<<<<

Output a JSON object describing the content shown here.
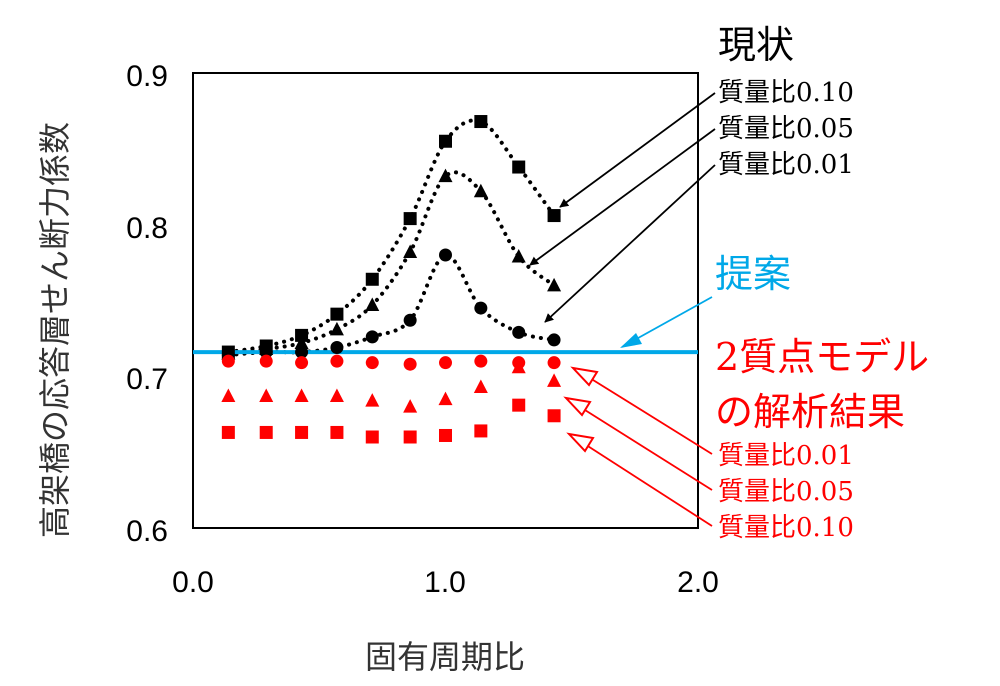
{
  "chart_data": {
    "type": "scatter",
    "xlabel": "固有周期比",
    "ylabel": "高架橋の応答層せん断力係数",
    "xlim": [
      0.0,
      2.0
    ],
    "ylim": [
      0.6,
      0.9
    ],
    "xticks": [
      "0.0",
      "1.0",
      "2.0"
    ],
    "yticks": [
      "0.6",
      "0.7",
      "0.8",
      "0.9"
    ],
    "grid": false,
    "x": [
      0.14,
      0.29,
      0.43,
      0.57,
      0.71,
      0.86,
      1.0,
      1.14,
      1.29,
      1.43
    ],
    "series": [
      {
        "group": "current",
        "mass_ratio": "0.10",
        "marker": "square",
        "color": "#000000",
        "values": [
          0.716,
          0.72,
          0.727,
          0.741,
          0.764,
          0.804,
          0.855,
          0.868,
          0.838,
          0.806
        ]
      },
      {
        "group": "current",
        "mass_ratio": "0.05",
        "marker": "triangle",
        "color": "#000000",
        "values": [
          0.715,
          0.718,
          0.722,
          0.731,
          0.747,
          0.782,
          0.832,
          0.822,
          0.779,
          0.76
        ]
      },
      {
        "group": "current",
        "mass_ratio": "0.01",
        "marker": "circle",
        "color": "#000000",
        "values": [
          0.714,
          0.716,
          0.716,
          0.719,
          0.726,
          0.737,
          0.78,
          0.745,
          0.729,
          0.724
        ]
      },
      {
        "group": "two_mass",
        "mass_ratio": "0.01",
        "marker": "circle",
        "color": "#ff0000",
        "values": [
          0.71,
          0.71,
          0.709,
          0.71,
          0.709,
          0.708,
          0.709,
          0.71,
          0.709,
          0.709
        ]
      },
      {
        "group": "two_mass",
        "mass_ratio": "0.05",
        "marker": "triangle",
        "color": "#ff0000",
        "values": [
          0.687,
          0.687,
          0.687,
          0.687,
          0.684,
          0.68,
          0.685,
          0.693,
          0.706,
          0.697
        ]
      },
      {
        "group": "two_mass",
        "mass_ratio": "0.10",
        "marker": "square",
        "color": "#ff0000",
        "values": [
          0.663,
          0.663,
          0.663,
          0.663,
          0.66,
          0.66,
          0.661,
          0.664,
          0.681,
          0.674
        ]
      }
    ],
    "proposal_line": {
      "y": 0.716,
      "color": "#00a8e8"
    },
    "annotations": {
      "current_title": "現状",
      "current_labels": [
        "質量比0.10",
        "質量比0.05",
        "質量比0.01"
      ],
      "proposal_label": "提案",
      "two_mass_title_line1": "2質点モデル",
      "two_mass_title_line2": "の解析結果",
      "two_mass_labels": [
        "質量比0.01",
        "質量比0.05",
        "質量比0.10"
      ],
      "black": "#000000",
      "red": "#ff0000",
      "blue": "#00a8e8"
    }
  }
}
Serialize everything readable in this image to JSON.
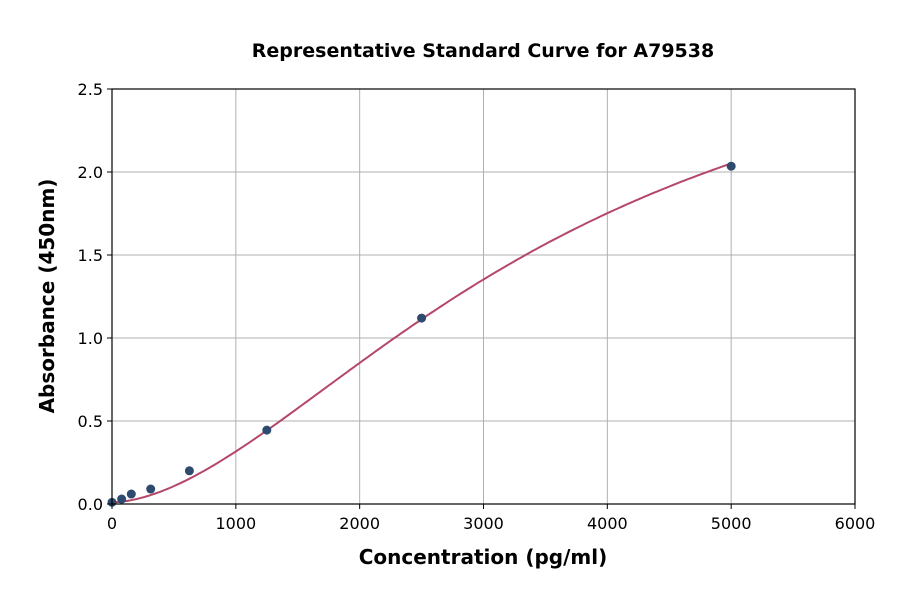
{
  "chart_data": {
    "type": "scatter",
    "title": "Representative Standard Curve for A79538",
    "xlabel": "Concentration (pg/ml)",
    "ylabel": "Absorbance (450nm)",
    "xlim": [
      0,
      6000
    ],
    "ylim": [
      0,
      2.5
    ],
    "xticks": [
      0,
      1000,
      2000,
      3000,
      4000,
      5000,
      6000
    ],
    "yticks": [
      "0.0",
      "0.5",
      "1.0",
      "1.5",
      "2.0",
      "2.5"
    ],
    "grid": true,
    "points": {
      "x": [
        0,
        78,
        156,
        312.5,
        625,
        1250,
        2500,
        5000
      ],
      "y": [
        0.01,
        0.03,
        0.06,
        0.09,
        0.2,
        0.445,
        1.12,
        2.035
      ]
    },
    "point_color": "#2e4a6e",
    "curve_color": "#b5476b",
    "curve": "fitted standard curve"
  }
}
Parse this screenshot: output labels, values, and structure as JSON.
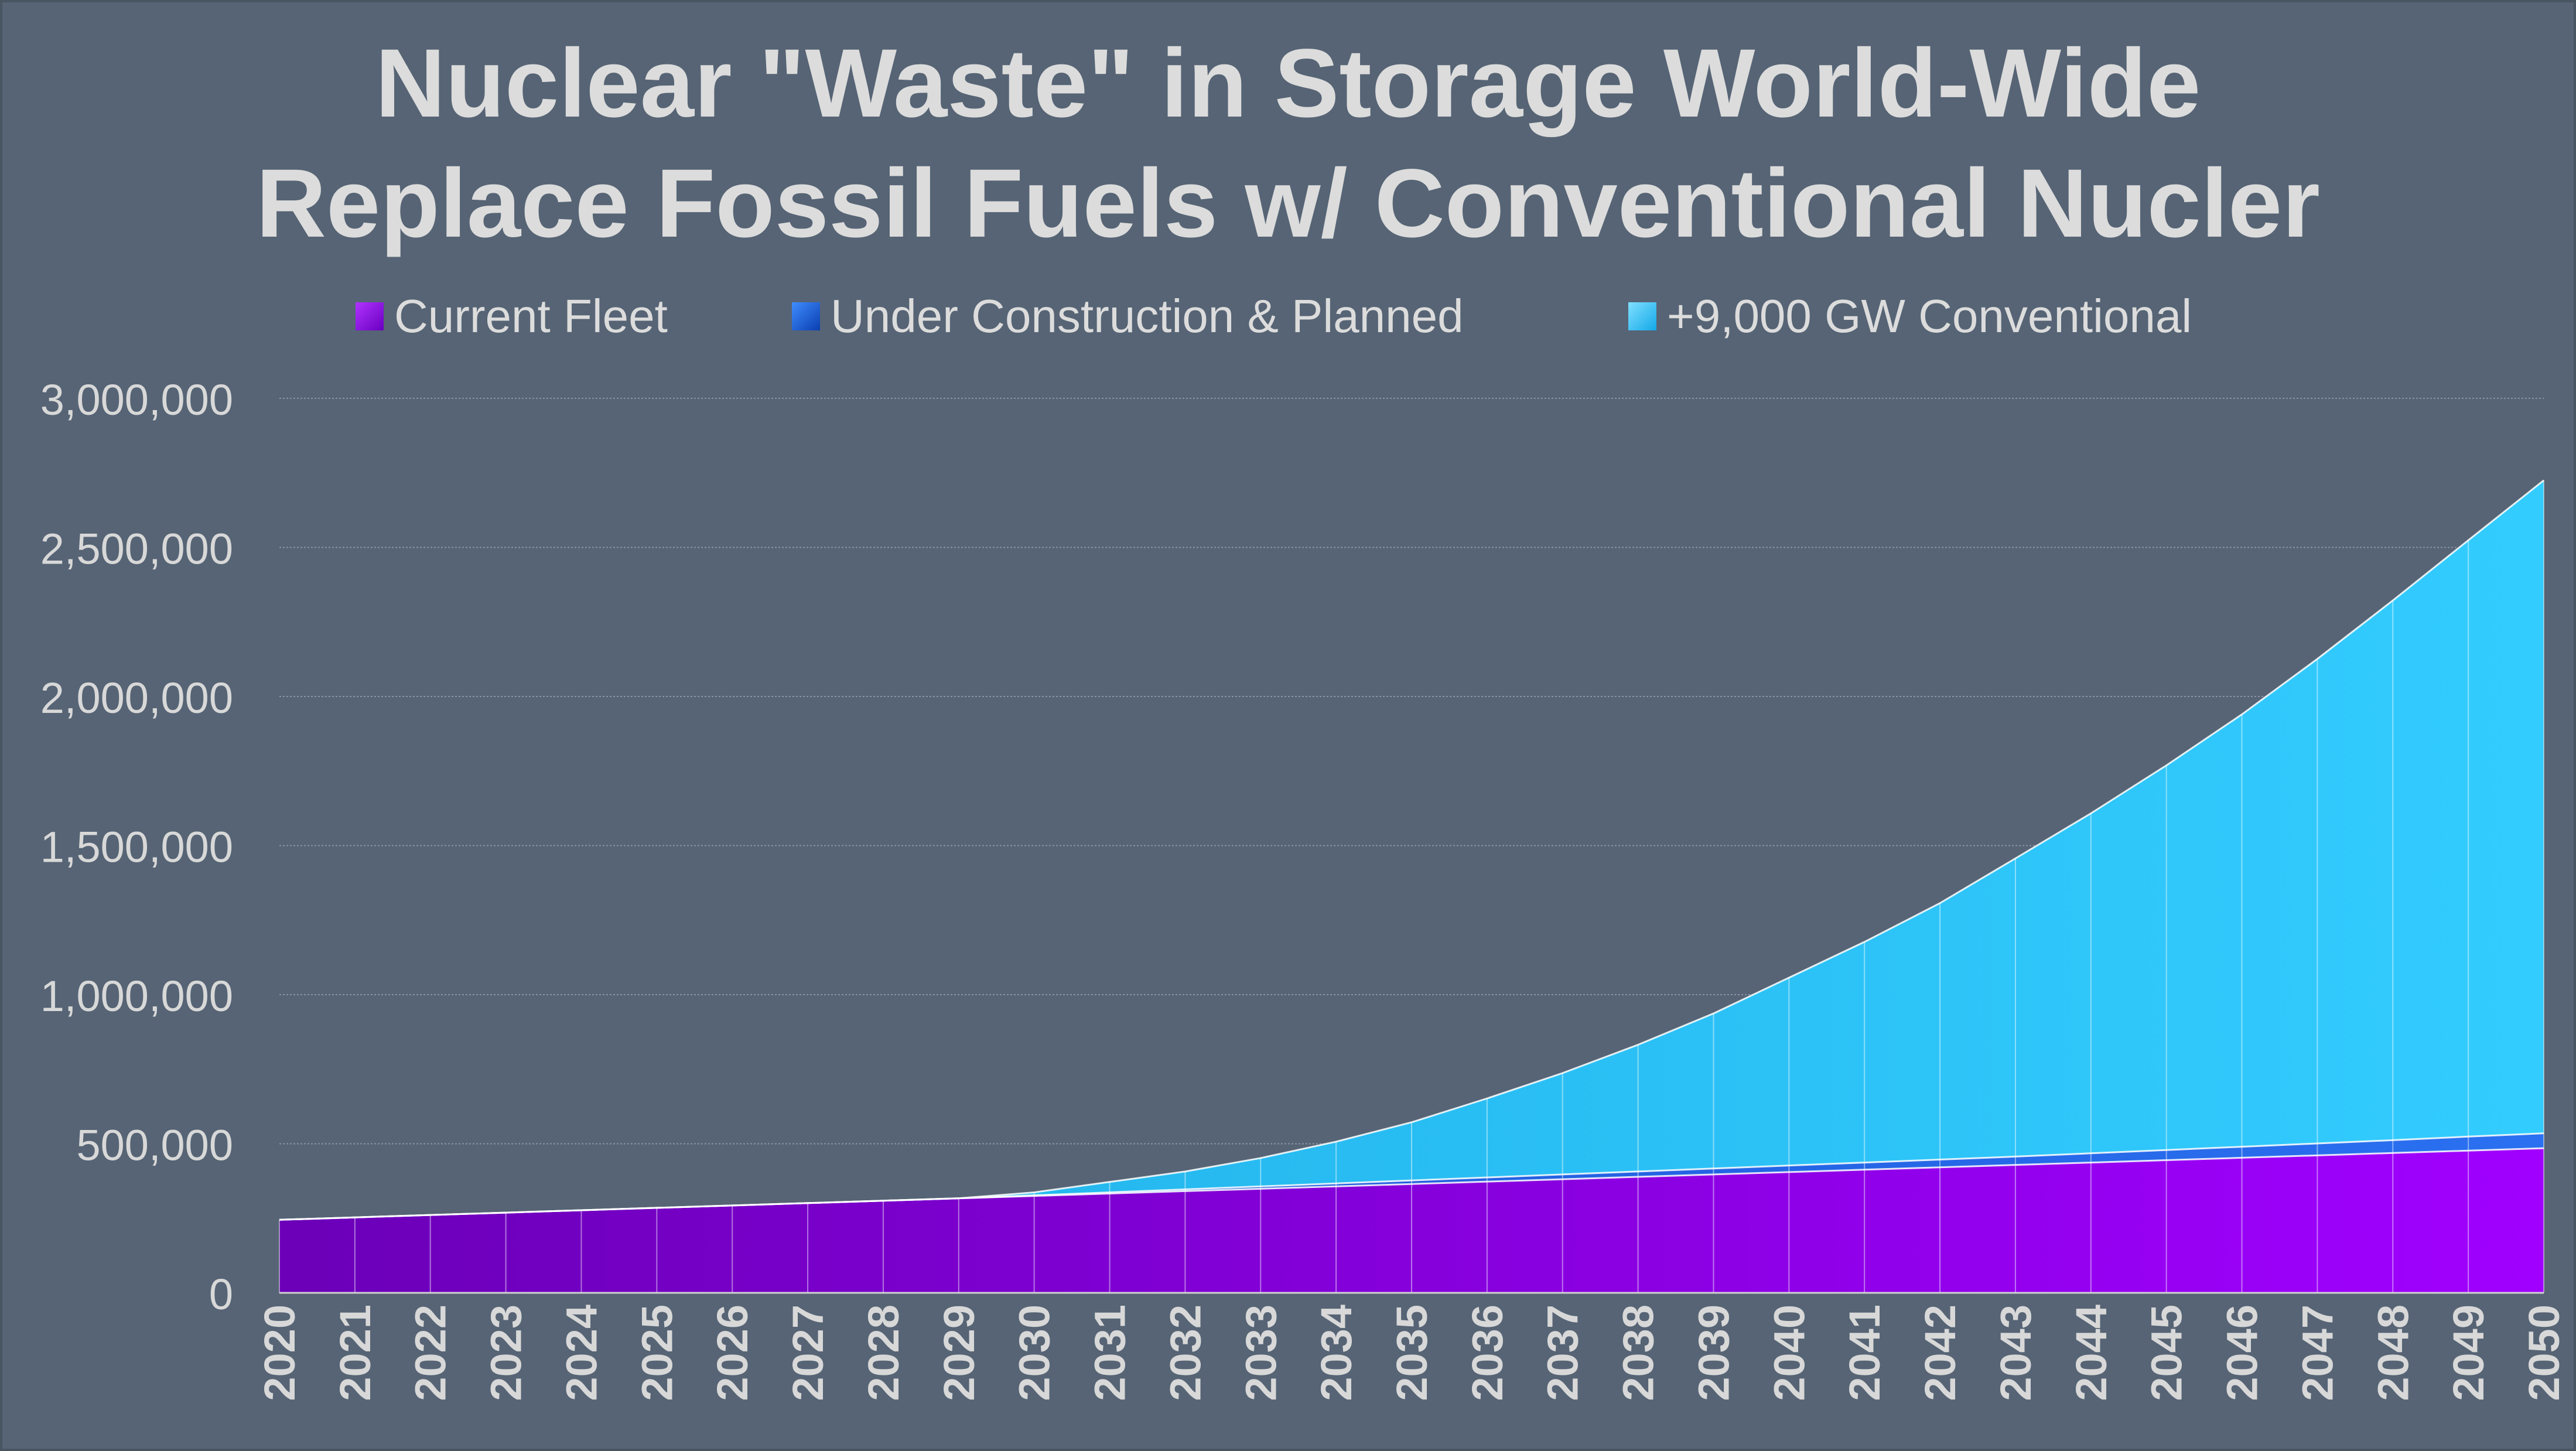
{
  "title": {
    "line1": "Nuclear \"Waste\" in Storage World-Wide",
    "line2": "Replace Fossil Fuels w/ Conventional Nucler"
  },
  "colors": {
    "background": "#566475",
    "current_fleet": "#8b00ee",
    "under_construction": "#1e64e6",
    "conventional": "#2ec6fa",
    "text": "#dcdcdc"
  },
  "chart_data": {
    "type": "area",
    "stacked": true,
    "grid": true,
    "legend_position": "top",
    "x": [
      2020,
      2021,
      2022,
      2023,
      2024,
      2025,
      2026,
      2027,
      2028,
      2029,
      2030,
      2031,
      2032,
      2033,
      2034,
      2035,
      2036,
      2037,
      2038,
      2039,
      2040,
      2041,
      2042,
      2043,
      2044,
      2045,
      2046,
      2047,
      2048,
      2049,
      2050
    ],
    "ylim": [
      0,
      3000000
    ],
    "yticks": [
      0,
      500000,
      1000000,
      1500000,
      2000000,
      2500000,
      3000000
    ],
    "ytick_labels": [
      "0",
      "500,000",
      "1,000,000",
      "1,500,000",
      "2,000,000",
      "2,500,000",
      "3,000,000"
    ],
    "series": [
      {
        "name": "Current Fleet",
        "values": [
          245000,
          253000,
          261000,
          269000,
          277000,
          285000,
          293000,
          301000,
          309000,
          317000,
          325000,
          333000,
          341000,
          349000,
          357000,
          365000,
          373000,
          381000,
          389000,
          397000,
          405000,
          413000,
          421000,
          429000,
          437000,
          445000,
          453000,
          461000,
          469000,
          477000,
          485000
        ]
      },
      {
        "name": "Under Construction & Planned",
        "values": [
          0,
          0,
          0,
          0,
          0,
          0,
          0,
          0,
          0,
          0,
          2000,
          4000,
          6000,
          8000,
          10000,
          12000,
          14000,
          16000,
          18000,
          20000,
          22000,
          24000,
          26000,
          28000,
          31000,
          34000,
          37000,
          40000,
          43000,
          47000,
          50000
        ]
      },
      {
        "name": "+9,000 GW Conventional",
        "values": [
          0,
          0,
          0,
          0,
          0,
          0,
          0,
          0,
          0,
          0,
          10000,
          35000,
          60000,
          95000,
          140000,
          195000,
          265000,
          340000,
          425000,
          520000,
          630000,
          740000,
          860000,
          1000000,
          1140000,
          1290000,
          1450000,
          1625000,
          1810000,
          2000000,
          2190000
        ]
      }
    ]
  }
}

>>>>

Challenge: Filter the records above and return every line that holds the word "this".

Final result:
Serialize everything readable in this image to JSON.
Parse this screenshot: output labels, values, and structure as JSON.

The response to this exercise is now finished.